*PROMPT*
Write the material out again exactly.

*GIVEN DATA*
==*==
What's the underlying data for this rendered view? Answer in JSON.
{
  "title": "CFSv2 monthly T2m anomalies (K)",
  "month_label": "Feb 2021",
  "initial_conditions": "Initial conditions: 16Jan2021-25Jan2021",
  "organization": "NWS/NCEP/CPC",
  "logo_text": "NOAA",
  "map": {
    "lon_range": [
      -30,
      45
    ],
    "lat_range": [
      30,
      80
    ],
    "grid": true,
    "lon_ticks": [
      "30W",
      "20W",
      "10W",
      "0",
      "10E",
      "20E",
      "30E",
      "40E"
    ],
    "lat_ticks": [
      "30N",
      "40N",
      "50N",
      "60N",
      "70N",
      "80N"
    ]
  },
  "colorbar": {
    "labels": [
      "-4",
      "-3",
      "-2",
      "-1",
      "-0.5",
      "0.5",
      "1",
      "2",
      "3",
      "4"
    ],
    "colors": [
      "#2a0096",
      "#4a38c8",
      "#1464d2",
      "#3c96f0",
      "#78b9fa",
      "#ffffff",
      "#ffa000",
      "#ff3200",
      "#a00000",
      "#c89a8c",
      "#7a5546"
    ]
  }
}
==*==
*WORKED SOLUTION*
What's the underlying data for this rendered view? Answer in JSON.
{
  "title": "CFSv2 monthly T2m anomalies (K)",
  "month_label": "Feb 2021",
  "initial_conditions": "Initial conditions: 16Jan2021-25Jan2021",
  "organization": "NWS/NCEP/CPC",
  "logo_text": "NOAA",
  "map": {
    "lon_range": [
      -30,
      45
    ],
    "lat_range": [
      30,
      80
    ],
    "grid": true,
    "lon_ticks": [
      "30W",
      "20W",
      "10W",
      "0",
      "10E",
      "20E",
      "30E",
      "40E"
    ],
    "lat_ticks": [
      "30N",
      "40N",
      "50N",
      "60N",
      "70N",
      "80N"
    ]
  },
  "colorbar": {
    "labels": [
      "-4",
      "-3",
      "-2",
      "-1",
      "-0.5",
      "0.5",
      "1",
      "2",
      "3",
      "4"
    ],
    "colors": [
      "#2a0096",
      "#4a38c8",
      "#1464d2",
      "#3c96f0",
      "#78b9fa",
      "#ffffff",
      "#ffa000",
      "#ff3200",
      "#a00000",
      "#c89a8c",
      "#7a5546"
    ]
  }
}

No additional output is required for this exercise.